Given problem
Arrange the entries from the line containing "Enumerate 28 of" through the line containing "arrow [666, 485, 727, 501]" as a numbered list, omitting any blank lines.

Given records
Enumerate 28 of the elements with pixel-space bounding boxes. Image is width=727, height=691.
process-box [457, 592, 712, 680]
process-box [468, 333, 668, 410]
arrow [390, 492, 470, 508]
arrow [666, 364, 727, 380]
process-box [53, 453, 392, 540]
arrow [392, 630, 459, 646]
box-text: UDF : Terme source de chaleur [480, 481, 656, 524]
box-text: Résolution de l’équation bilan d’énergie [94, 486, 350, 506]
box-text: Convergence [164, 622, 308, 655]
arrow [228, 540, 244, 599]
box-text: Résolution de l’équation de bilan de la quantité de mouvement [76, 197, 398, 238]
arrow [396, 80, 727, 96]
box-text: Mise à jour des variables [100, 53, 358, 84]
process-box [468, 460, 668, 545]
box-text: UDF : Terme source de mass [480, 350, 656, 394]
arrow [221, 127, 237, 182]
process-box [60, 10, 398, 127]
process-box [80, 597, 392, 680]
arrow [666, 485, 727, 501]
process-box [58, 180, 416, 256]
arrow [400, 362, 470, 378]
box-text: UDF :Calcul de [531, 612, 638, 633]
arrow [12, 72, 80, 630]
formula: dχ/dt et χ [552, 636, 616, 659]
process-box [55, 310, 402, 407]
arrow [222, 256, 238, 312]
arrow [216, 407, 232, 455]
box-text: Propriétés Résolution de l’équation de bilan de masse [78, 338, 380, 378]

---

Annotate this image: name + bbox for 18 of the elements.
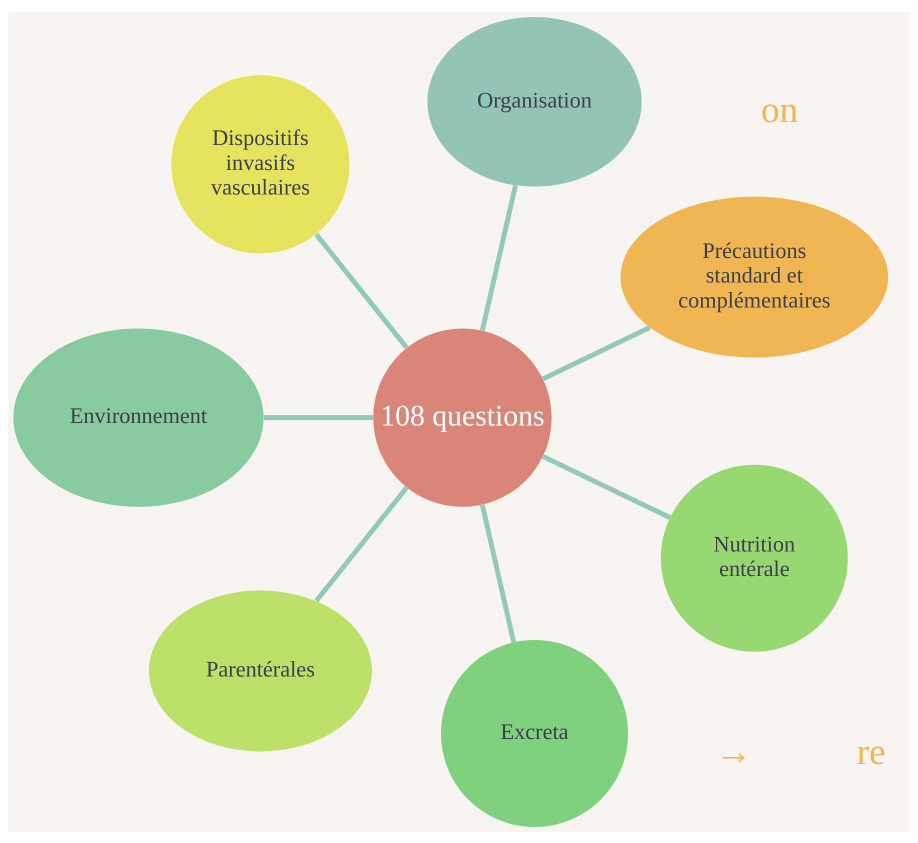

The output
1. Enumerate 28 of the elements with pixel-space bounding boxes. Image is width=727, height=691.
2. process-box [457, 592, 712, 680]
3. process-box [468, 333, 668, 410]
4. arrow [390, 492, 470, 508]
5. arrow [666, 364, 727, 380]
6. process-box [53, 453, 392, 540]
7. arrow [392, 630, 459, 646]
8. box-text: UDF : Terme source de chaleur [480, 481, 656, 524]
9. box-text: Résolution de l’équation bilan d’énergie [94, 486, 350, 506]
10. box-text: Convergence [164, 622, 308, 655]
11. arrow [228, 540, 244, 599]
12. box-text: Résolution de l’équation de bilan de la quantité de mouvement [76, 197, 398, 238]
13. arrow [396, 80, 727, 96]
14. box-text: Mise à jour des variables [100, 53, 358, 84]
15. process-box [468, 460, 668, 545]
16. box-text: UDF : Terme source de mass [480, 350, 656, 394]
17. arrow [221, 127, 237, 182]
18. process-box [60, 10, 398, 127]
19. process-box [80, 597, 392, 680]
20. arrow [666, 485, 727, 501]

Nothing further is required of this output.